EXERCISE TASKS>
- A) Reproduce the part of the lottery wheel forum thread from "United States Member" up to and including "count the total.".
- B) Decide whether each statement agrees with the lottery wheel forum thread. Answer yes or no for each, and quote the words of the thread that settle it. (i) The Honduras member's theory concerns beating Win For Life in pick6/42 and Pick6/44. (ii) The United States member says that someone working by hand can let code generate each type of string. (iii) The Honduras member estimates at least about 30 5 of 6 results.

DOCUMENT EXCERPT>
* START *

Honduras Member #20982 August 29, 2005 4715 Posts Offline  Posted: September 10, 2007, 8:10 pm  IP Logged  
did i mentioned that i have a theory that i want to post on the forum and on my blog on how to beat Win For Life (pick6/42 & Pick6/44), but i need to know the answer to that problem first....   
United States Member #13130 March 30, 2005 2171 Posts Offline  Posted: September 11, 2007, 1:29 am  IP Logged  
The number of sets will depend on how much repeating you allow among your "5s" and how many groups of 2 or 3 of the same number block you allow in the "playable set". If you are doing this by hand, you would need to calculate for each of those possibilities and then add them together. Write carefully. If you are coding this, you would just let your code generate each type of string for you (that would also let you drop any "ugly" sets) and have it count the total.   
Honduras Member #20982 August 29, 2005 4715 Posts Offline  Posted: September 11, 2007, 10:48 am  IP Logged  
I think this may be the question too.....A wheel size 9 for pick6, how many sets would it have for it to have a 2out of 6 and a 3 out of 6....Once you know the answer you can start writing the combinations with those specific codes/backbones in one direction...For example if you had as an answer: 233567 and 223567 you will beging to write the wheel with those codes/backbones...you will beging to write you wheel with only those 2, Six 5's numbers....Remember a wheel has many 5's numbers (perhaps hundreds or thousands) but you are writing your wheel with 2 only... but before i go further i need to know if you have a wheel for pick6, size 9, how many sets would it have for it to have 2 out of 6 and 3 out of 6...I don't know but i think this is the question.... YOu basically will be writing a wheel in a different code and the wheel when done will be very LETHAL....If you are successful in writing the wheel and you are correct the consequences are that just imagine the number of 5of 6 that you will get...To be modest i say you get at least like 30 5of 6.....And just imagine that...I have all this written down on my theory the only thing i don't have is the answer to the problem...

* END *

GIVEN RECORDS>
* START *

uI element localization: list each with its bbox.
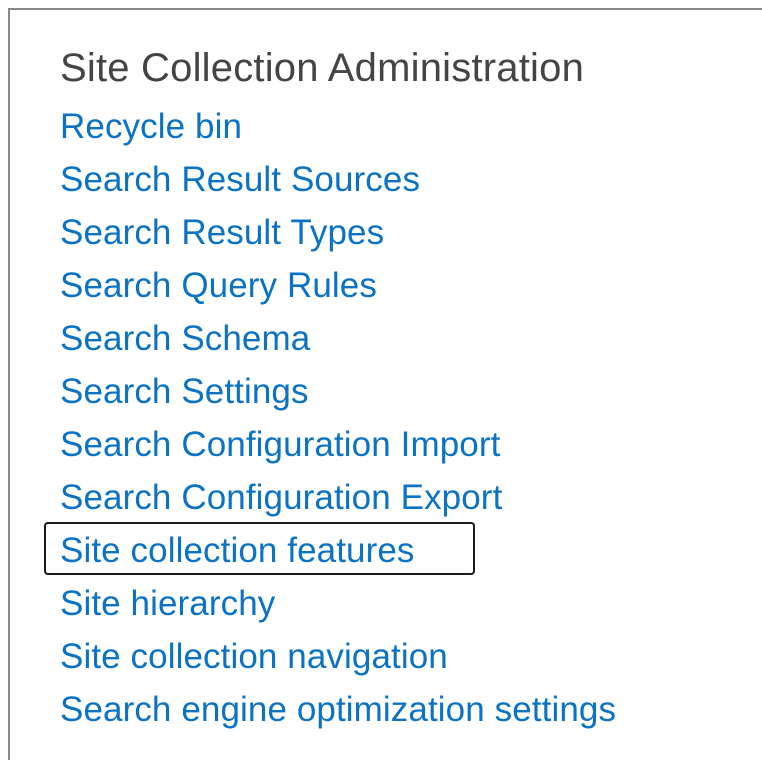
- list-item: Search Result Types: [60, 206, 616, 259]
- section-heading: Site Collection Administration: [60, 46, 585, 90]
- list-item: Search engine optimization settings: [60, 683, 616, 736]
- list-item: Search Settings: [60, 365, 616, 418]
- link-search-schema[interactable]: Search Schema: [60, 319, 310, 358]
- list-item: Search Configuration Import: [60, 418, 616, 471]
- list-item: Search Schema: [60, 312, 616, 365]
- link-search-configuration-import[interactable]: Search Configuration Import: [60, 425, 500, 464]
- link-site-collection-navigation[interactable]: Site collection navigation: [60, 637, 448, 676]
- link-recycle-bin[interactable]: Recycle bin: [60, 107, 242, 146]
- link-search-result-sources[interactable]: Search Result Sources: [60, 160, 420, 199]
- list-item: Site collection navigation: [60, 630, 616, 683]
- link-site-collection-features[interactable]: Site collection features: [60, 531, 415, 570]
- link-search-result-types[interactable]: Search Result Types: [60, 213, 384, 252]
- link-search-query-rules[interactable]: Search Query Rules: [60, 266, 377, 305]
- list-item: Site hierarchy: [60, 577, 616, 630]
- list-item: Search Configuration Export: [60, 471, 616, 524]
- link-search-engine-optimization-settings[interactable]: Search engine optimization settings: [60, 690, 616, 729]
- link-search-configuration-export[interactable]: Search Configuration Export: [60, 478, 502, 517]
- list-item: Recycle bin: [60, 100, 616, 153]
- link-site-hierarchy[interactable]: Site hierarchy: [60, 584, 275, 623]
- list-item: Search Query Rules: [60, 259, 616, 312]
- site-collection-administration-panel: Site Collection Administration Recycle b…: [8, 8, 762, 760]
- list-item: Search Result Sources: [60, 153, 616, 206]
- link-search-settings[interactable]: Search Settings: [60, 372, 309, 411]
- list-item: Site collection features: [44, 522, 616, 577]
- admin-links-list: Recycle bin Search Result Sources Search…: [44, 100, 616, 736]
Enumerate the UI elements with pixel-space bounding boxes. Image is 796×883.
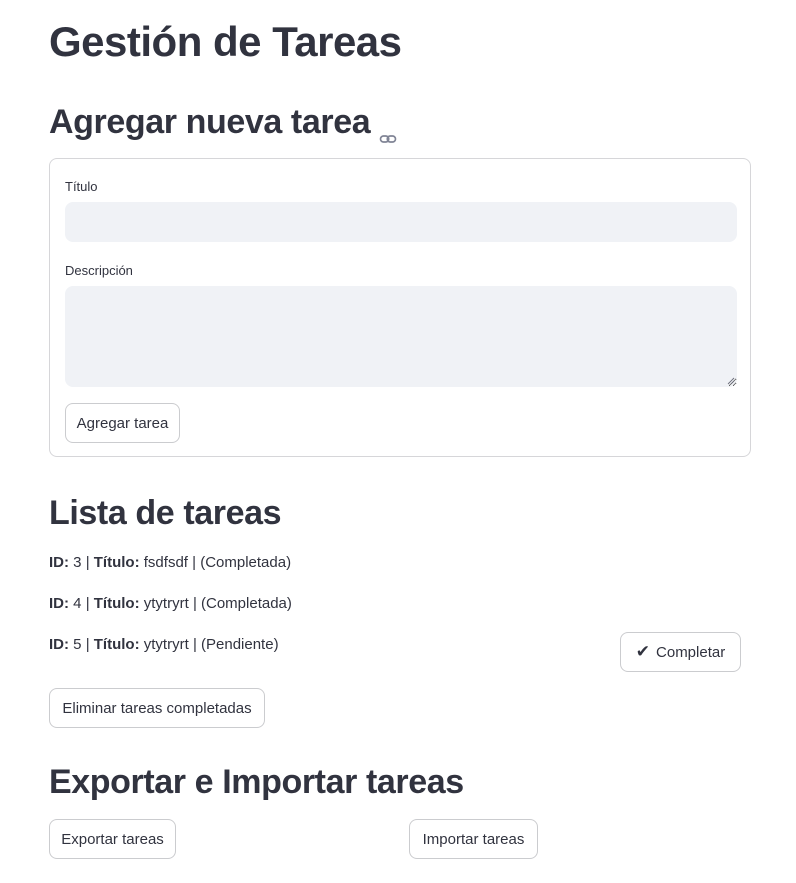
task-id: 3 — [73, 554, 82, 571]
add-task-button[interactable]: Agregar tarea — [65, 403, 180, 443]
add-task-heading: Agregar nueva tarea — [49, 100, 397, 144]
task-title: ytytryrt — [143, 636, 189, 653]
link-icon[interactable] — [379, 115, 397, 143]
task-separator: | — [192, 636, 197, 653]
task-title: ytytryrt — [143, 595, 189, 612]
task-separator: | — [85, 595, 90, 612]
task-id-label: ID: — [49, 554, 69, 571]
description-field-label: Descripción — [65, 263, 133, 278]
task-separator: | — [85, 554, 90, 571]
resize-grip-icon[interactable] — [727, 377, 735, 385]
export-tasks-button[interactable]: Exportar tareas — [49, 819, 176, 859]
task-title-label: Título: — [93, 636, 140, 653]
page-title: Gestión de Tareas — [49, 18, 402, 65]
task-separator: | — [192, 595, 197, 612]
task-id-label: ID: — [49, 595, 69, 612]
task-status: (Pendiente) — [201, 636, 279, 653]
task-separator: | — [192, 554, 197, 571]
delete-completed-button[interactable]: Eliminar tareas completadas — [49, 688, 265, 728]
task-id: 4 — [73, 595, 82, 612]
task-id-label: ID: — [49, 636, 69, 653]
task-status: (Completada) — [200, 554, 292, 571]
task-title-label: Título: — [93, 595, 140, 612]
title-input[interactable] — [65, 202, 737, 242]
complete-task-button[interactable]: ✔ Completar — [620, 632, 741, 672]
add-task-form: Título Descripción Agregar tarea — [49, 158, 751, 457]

* END *

REPLIES>
- A)
United States Member #13130 March 30, 2005 2171 Posts Offline  Posted: September 11, 2007, 1:29 am  IP Logged  
The number of sets will depend on how much repeating you allow among your "5s" and how many groups of 2 or 3 of the same number block you allow in the "playable set". If you are doing this by hand, you would need to calculate for each of those possibilities and then add them together. Write carefully. If you are coding this, you would just let your code generate each type of string for you (that would also let you drop any "ugly" sets) and have it count the total.

- B)
(i) Yes: "how to beat Win For Life (pick6/42 & Pick6/44)"
(ii) No: "If you are doing this by hand, you would need to calculate for each of those possibilities and then add them together."
(iii) Yes: "To be modest i say you get at least like 30 5of 6"